• **Task description**: Compile every line that includes the word "Precipitation".
** BEGIN Input material **
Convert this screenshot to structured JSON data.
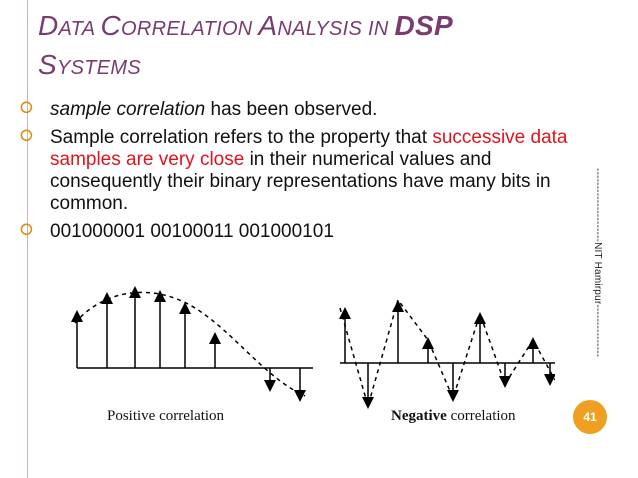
{
  "title": {
    "line1_cap1": "D",
    "line1_sc1": "ATA ",
    "line1_cap2": "C",
    "line1_sc2": "ORRELATION ",
    "line1_cap3": "A",
    "line1_sc3": "NALYSIS IN ",
    "line1_bold": "DSP",
    "line2_cap": "S",
    "line2_sc": "YSTEMS"
  },
  "bullets": {
    "b1_italic": "sample correlation",
    "b1_rest": " has been observed.",
    "b2_start": "Sample correlation refers to the property that ",
    "b2_red": "successive data samples are very close",
    "b2_end": " in their numerical values and consequently their binary representations have many bits in common.",
    "b3": "001000001 00100011 001000101"
  },
  "side_label": "---------------------NIT Hamirpur---------------",
  "page_number": "41",
  "captions": {
    "positive": "Positive correlation",
    "negative_bold": "Negative",
    "negative_rest": " correlation"
  },
  "colors": {
    "title": "#7a3b6e",
    "highlight": "#e0141e",
    "bullet": "#e08a0c",
    "badge": "#f0a020"
  }
}
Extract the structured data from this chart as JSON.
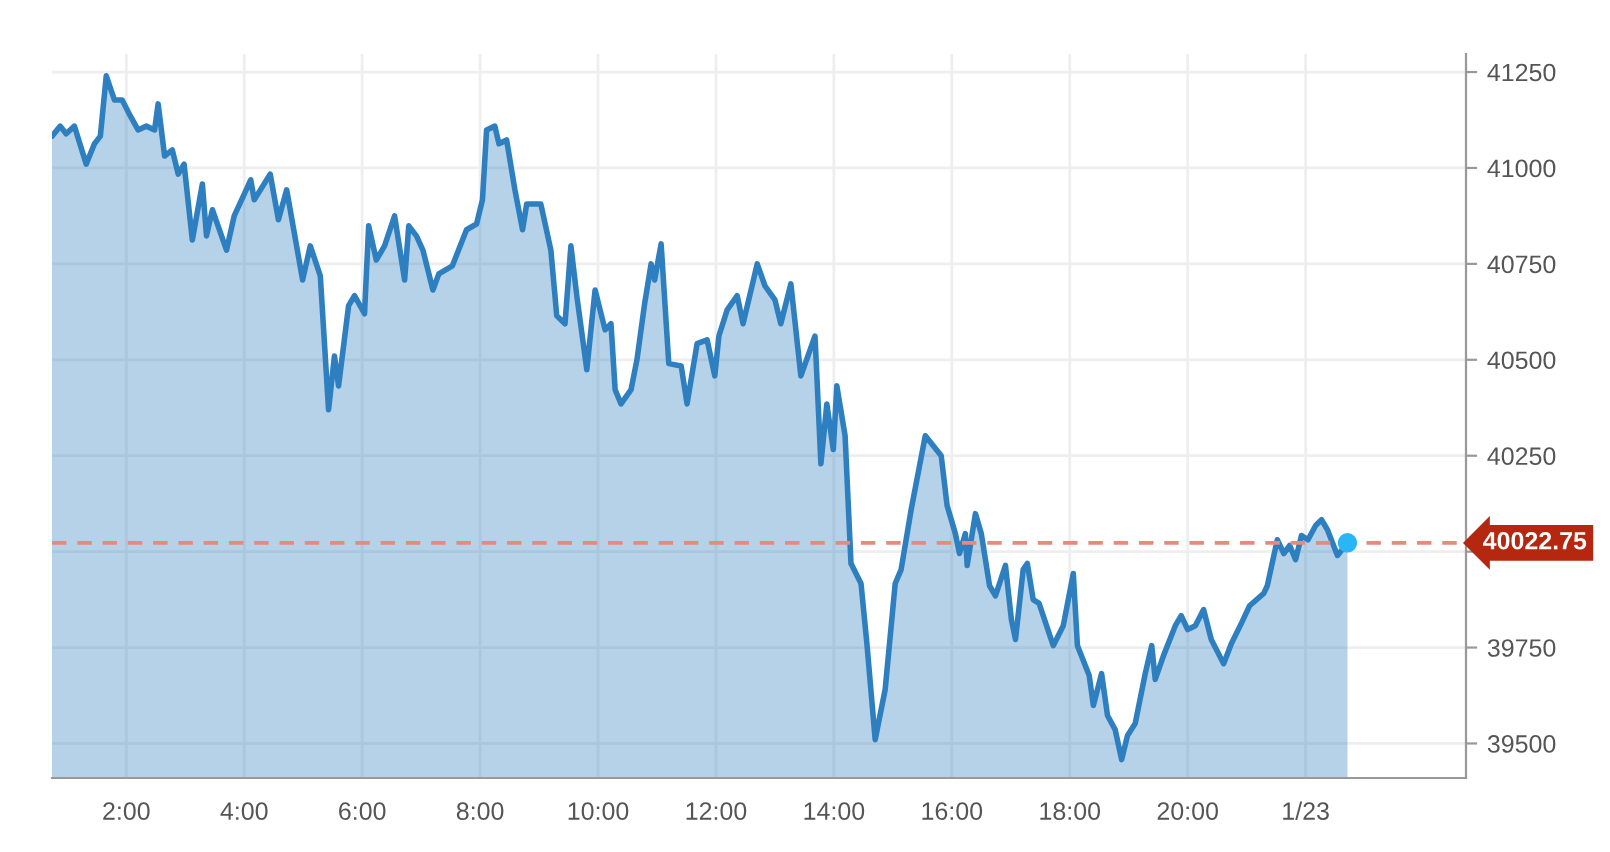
{
  "chart_data": {
    "type": "area",
    "x": [
      0.74,
      0.88,
      0.98,
      1.12,
      1.32,
      1.46,
      1.56,
      1.66,
      1.8,
      1.93,
      2.07,
      2.2,
      2.34,
      2.48,
      2.54,
      2.65,
      2.78,
      2.88,
      2.98,
      3.12,
      3.29,
      3.36,
      3.46,
      3.7,
      3.83,
      4.0,
      4.11,
      4.17,
      4.44,
      4.58,
      4.72,
      4.99,
      5.12,
      5.29,
      5.43,
      5.53,
      5.6,
      5.77,
      5.87,
      6.04,
      6.11,
      6.24,
      6.38,
      6.55,
      6.72,
      6.79,
      6.92,
      7.03,
      7.2,
      7.3,
      7.53,
      7.77,
      7.94,
      8.04,
      8.11,
      8.25,
      8.32,
      8.45,
      8.59,
      8.72,
      8.79,
      8.96,
      9.03,
      9.2,
      9.3,
      9.44,
      9.54,
      9.64,
      9.81,
      9.95,
      10.12,
      10.22,
      10.29,
      10.39,
      10.56,
      10.66,
      10.79,
      10.9,
      10.96,
      11.07,
      11.2,
      11.41,
      11.51,
      11.68,
      11.85,
      11.98,
      12.05,
      12.19,
      12.36,
      12.46,
      12.7,
      12.83,
      13.0,
      13.1,
      13.27,
      13.44,
      13.68,
      13.78,
      13.88,
      13.99,
      14.05,
      14.19,
      14.29,
      14.46,
      14.56,
      14.7,
      14.87,
      15.04,
      15.14,
      15.31,
      15.55,
      15.82,
      15.92,
      16.06,
      16.13,
      16.23,
      16.26,
      16.4,
      16.5,
      16.64,
      16.74,
      16.91,
      17.01,
      17.08,
      17.21,
      17.28,
      17.38,
      17.48,
      17.72,
      17.89,
      18.06,
      18.13,
      18.33,
      18.4,
      18.54,
      18.64,
      18.77,
      18.88,
      18.98,
      19.11,
      19.28,
      19.39,
      19.45,
      19.59,
      19.79,
      19.89,
      20.0,
      20.13,
      20.27,
      20.4,
      20.61,
      20.74,
      20.91,
      21.05,
      21.29,
      21.35,
      21.52,
      21.63,
      21.73,
      21.83,
      21.93,
      22.04,
      22.17,
      22.27,
      22.37,
      22.54,
      22.71
    ],
    "series": [
      {
        "color": "#2e7fc0",
        "values": [
          41083,
          41109,
          41089,
          41109,
          41010,
          41063,
          41083,
          41240,
          41177,
          41177,
          41135,
          41099,
          41109,
          41099,
          41167,
          41031,
          41047,
          40984,
          41010,
          40812,
          40958,
          40823,
          40891,
          40786,
          40875,
          40932,
          40969,
          40917,
          40984,
          40865,
          40943,
          40708,
          40797,
          40719,
          40370,
          40510,
          40432,
          40641,
          40667,
          40620,
          40849,
          40760,
          40797,
          40875,
          40708,
          40849,
          40823,
          40786,
          40682,
          40724,
          40745,
          40839,
          40854,
          40917,
          41099,
          41109,
          41063,
          41073,
          40943,
          40839,
          40906,
          40906,
          40906,
          40786,
          40615,
          40594,
          40797,
          40667,
          40474,
          40682,
          40578,
          40594,
          40422,
          40385,
          40422,
          40500,
          40646,
          40750,
          40708,
          40802,
          40490,
          40484,
          40385,
          40542,
          40552,
          40458,
          40562,
          40630,
          40667,
          40594,
          40750,
          40693,
          40656,
          40594,
          40698,
          40458,
          40562,
          40229,
          40385,
          40266,
          40432,
          40302,
          39969,
          39917,
          39760,
          39510,
          39641,
          39917,
          39953,
          40109,
          40302,
          40250,
          40120,
          40047,
          39995,
          40047,
          39964,
          40099,
          40047,
          39911,
          39885,
          39964,
          39823,
          39771,
          39953,
          39969,
          39875,
          39865,
          39755,
          39807,
          39943,
          39755,
          39677,
          39599,
          39682,
          39573,
          39536,
          39458,
          39521,
          39552,
          39682,
          39755,
          39667,
          39729,
          39807,
          39833,
          39797,
          39807,
          39849,
          39771,
          39708,
          39760,
          39813,
          39859,
          39891,
          39911,
          40031,
          39995,
          40016,
          39979,
          40042,
          40031,
          40068,
          40083,
          40057,
          39990,
          40023
        ]
      }
    ],
    "xlim": [
      0.74,
      24.72
    ],
    "xticks": [
      {
        "value": 2,
        "label": "2:00"
      },
      {
        "value": 4,
        "label": "4:00"
      },
      {
        "value": 6,
        "label": "6:00"
      },
      {
        "value": 8,
        "label": "8:00"
      },
      {
        "value": 10,
        "label": "10:00"
      },
      {
        "value": 12,
        "label": "12:00"
      },
      {
        "value": 14,
        "label": "14:00"
      },
      {
        "value": 16,
        "label": "16:00"
      },
      {
        "value": 18,
        "label": "18:00"
      },
      {
        "value": 20,
        "label": "20:00"
      },
      {
        "value": 22,
        "label": "1/23"
      }
    ],
    "ylim": [
      39410,
      41297
    ],
    "yticks": [
      39500,
      39750,
      {
        "value": 40000,
        "label": null
      },
      40250,
      40500,
      40750,
      41000,
      41250
    ],
    "ref_lines": [
      {
        "axis": "y",
        "value": 40022.75,
        "label": "40022.75",
        "color": "#e8897a",
        "line_style": "dashed"
      }
    ],
    "grid": true
  }
}
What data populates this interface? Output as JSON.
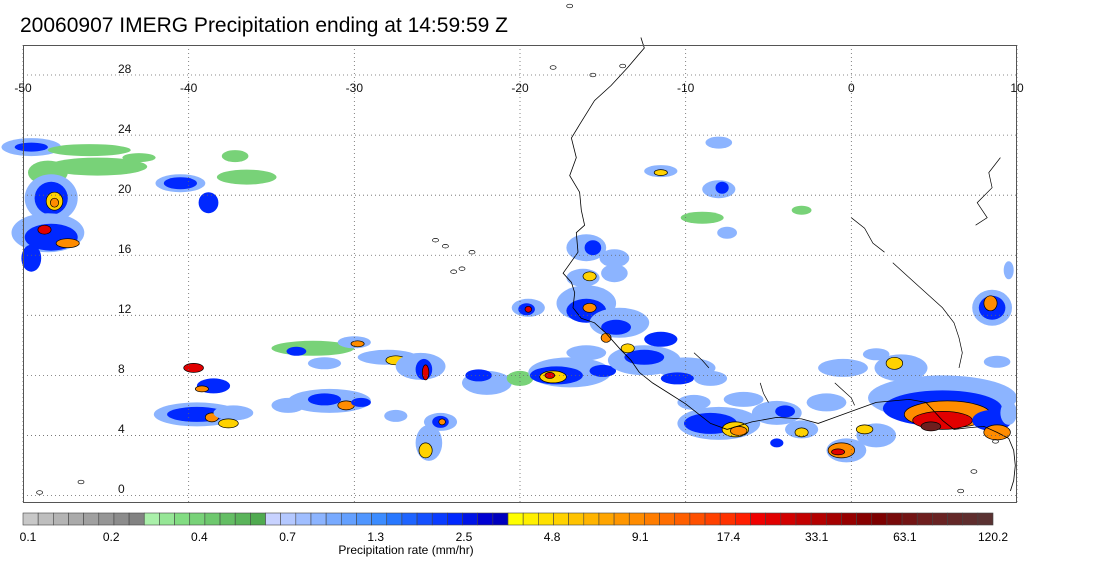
{
  "title": "20060907 IMERG Precipitation ending at 14:59:59 Z",
  "map": {
    "lon_range": [
      -50,
      10
    ],
    "lat_range": [
      -0.5,
      30
    ],
    "lon_ticks": [
      "-50",
      "-40",
      "-30",
      "-20",
      "-10",
      "0",
      "10"
    ],
    "lat_ticks": [
      "28",
      "24",
      "20",
      "16",
      "12",
      "8",
      "4",
      "0"
    ],
    "lon_values": [
      -50,
      -40,
      -30,
      -20,
      -10,
      0,
      10
    ],
    "lat_values": [
      28,
      24,
      20,
      16,
      12,
      8,
      4,
      0
    ],
    "grid": true,
    "region": "Eastern tropical Atlantic and West Africa",
    "frame_color": "#555555",
    "coastline_color": "#000000"
  },
  "colorbar": {
    "title": "Precipitation rate (mm/hr)",
    "tick_labels": [
      "0.1",
      "0.2",
      "0.4",
      "0.7",
      "1.3",
      "2.5",
      "4.8",
      "9.1",
      "17.4",
      "33.1",
      "63.1",
      "120.2"
    ],
    "colors": [
      "#c8c8c8",
      "#bebebe",
      "#b4b4b4",
      "#aaaaaa",
      "#a0a0a0",
      "#969696",
      "#8c8c8c",
      "#828282",
      "#aaf0aa",
      "#96e696",
      "#82dc82",
      "#78d278",
      "#6ec86e",
      "#64be64",
      "#5ab45a",
      "#50aa50",
      "#c8d2ff",
      "#b4c8ff",
      "#a0beff",
      "#8cb4ff",
      "#78aaff",
      "#64a0ff",
      "#5096ff",
      "#3c8cff",
      "#2878ff",
      "#1e64ff",
      "#1450ff",
      "#0a3cff",
      "#0028ff",
      "#0014e6",
      "#0000d2",
      "#0000be",
      "#ffff00",
      "#fff000",
      "#ffe100",
      "#ffd200",
      "#ffc300",
      "#ffb400",
      "#ffa500",
      "#ff9600",
      "#ff8c00",
      "#ff7d00",
      "#ff6e00",
      "#ff5f00",
      "#ff5000",
      "#ff4100",
      "#ff3200",
      "#ff1e00",
      "#f00000",
      "#e10000",
      "#d20000",
      "#c30000",
      "#b40000",
      "#a50000",
      "#960000",
      "#870000",
      "#7d0000",
      "#780a0a",
      "#731414",
      "#6e1e1e",
      "#692323",
      "#642828",
      "#5f2d2d",
      "#5a3232"
    ],
    "levels_per_label": 8
  },
  "legend_scale": {
    "gray": "#a0a0a0",
    "green": "#78d278",
    "light_blue": "#8cb4ff",
    "blue": "#0028ff",
    "yellow": "#ffd200",
    "orange": "#ff8c00",
    "red": "#e10000",
    "dark_red": "#6e1e1e"
  }
}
** END Input material **
• **Written solution**:
  "title": "20060907 IMERG Precipitation ending at 14:59:59 Z",
    "title": "Precipitation rate (mm/hr)",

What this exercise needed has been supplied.